* [Input material]

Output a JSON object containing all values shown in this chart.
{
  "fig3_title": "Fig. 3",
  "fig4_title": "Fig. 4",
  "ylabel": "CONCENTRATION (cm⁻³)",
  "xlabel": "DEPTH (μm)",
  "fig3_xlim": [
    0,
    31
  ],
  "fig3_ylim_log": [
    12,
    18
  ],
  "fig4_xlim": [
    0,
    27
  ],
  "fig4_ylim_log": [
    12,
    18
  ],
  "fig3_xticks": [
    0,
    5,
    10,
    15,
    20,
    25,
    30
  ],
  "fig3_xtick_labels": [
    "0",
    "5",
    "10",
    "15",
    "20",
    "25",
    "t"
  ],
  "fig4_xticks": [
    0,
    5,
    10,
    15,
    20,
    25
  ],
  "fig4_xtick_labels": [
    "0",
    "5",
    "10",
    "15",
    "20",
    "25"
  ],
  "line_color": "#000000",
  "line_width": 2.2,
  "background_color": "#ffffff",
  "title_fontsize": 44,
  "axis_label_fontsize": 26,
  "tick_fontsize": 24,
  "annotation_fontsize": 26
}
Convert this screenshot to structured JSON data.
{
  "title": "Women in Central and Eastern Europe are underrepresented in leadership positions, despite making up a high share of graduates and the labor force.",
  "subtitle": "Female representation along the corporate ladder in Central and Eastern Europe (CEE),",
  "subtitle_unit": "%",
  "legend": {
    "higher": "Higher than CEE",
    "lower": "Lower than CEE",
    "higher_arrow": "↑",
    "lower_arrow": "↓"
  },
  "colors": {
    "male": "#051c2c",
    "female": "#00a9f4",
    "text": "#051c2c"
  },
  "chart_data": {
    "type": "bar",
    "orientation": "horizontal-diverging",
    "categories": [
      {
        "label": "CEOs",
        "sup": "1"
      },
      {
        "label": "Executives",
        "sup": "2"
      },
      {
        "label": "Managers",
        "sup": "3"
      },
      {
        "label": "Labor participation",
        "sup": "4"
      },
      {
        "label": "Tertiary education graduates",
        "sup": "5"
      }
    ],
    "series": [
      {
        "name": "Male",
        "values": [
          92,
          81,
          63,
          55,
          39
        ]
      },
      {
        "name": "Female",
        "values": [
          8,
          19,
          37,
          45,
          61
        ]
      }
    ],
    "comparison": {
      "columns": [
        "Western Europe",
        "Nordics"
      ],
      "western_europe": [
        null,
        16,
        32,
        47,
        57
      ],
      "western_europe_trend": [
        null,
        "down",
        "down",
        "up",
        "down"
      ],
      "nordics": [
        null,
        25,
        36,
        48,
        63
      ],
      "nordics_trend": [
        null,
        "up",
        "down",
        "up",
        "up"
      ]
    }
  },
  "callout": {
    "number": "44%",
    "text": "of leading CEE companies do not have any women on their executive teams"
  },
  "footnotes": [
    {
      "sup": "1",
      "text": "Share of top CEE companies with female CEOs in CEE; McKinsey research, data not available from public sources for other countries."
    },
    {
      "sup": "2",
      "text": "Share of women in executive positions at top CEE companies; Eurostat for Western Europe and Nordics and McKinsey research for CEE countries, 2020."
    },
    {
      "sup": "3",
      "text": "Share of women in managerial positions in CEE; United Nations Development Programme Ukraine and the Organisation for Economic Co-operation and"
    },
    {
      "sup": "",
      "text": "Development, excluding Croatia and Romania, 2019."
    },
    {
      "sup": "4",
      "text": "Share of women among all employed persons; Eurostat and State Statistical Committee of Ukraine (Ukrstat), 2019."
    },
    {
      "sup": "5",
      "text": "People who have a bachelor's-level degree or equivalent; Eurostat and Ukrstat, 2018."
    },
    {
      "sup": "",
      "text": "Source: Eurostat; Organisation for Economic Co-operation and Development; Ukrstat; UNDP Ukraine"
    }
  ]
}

* [Written request] Each line in the entries above that includes the string "this" should be extracted.

* [Response below]
Output a JSON object containing all values shown in this chart.
Convert this screenshot to structured JSON data.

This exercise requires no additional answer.